## TASK REQUIREMENTS
Copy out each line of the material in which the word "missile" appears.

## GIVEN RECORDS
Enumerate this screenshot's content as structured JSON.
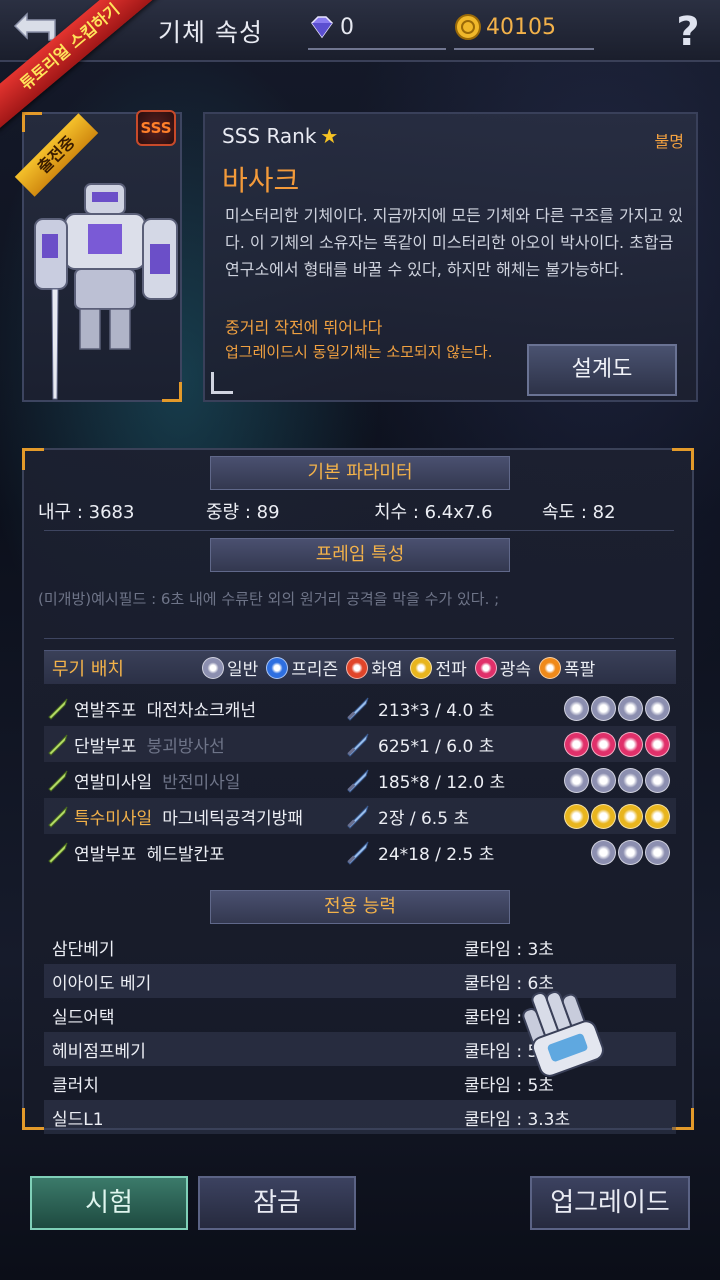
{
  "header": {
    "title": "기체 속성",
    "gems": "0",
    "coins": "40105",
    "tutorial_ribbon": "튜토리얼 스킵하기"
  },
  "mech": {
    "deploy_badge": "출전중",
    "grade_badge": "SSS",
    "rank": "SSS  Rank",
    "origin": "불명",
    "name": "바사크",
    "description": "미스터리한 기체이다. 지금까지에 모든 기체와 다른 구조를 가지고 있다. 이 기체의 소유자는 똑같이 미스터리한 아오이 박사이다. 초합금 연구소에서 형태를 바꿀 수 있다, 하지만 해체는 불가능하다.",
    "feature_line1": "중거리 작전에 뛰어나다",
    "feature_line2": "업그레이드시 동일기체는 소모되지 않는다.",
    "blueprint_label": "설계도"
  },
  "basic_params": {
    "header": "기본 파라미터",
    "durability": "내구 : 3683",
    "weight": "중량 : 89",
    "size": "치수 : 6.4x7.6",
    "speed": "속도 : 82"
  },
  "frame": {
    "header": "프레임 특성",
    "trait": "(미개방)예시필드 : 6초 내에 수류탄 외의 원거리 공격을 막을 수가 있다. ;"
  },
  "weapons": {
    "header": "무기 배치",
    "elements": [
      {
        "label": "일반",
        "color": "#8c8fb0"
      },
      {
        "label": "프리즌",
        "color": "#2e6fe0"
      },
      {
        "label": "화염",
        "color": "#e0452a"
      },
      {
        "label": "전파",
        "color": "#e8b51e"
      },
      {
        "label": "광속",
        "color": "#e0306a"
      },
      {
        "label": "폭팔",
        "color": "#f08a1a"
      }
    ],
    "rows": [
      {
        "type": "연발주포",
        "name": "대전차쇼크캐넌",
        "stat": "213*3 / 4.0 초",
        "icon": "double-cannon-icon",
        "elem_color": "#8c8fb0",
        "elem_count": 4,
        "locked": false,
        "special": false
      },
      {
        "type": "단발부포",
        "name": "붕괴방사선",
        "stat": "625*1 / 6.0 초",
        "icon": "beam-gun-icon",
        "elem_color": "#e0306a",
        "elem_count": 4,
        "locked": true,
        "special": false
      },
      {
        "type": "연발미사일",
        "name": "반전미사일",
        "stat": "185*8 / 12.0 초",
        "icon": "missile-icon",
        "elem_color": "#8c8fb0",
        "elem_count": 4,
        "locked": true,
        "special": false
      },
      {
        "type": "특수미사일",
        "name": "마그네틱공격기방패",
        "stat": "2장 / 6.5 초",
        "icon": "special-missile-icon",
        "elem_color": "#e8b51e",
        "elem_count": 4,
        "locked": false,
        "special": true
      },
      {
        "type": "연발부포",
        "name": "헤드발칸포",
        "stat": "24*18 / 2.5 초",
        "icon": "vulcan-icon",
        "elem_color": "#8c8fb0",
        "elem_count": 3,
        "locked": false,
        "special": false
      }
    ]
  },
  "skills": {
    "header": "전용 능력",
    "rows": [
      {
        "name": "삼단베기",
        "cooldown": "쿨타임 : 3초"
      },
      {
        "name": "이아이도 베기",
        "cooldown": "쿨타임 : 6초"
      },
      {
        "name": "실드어택",
        "cooldown": "쿨타임 : 5초"
      },
      {
        "name": "헤비점프베기",
        "cooldown": "쿨타임 : 5초"
      },
      {
        "name": "클러치",
        "cooldown": "쿨타임 : 5초"
      },
      {
        "name": "실드L1",
        "cooldown": "쿨타임 : 3.3초"
      }
    ]
  },
  "footer": {
    "test_label": "시험",
    "lock_label": "잠금",
    "upgrade_label": "업그레이드"
  }
}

## RESPONSE BELOW
        "icon": "missile-icon",
        "icon": "special-missile-icon",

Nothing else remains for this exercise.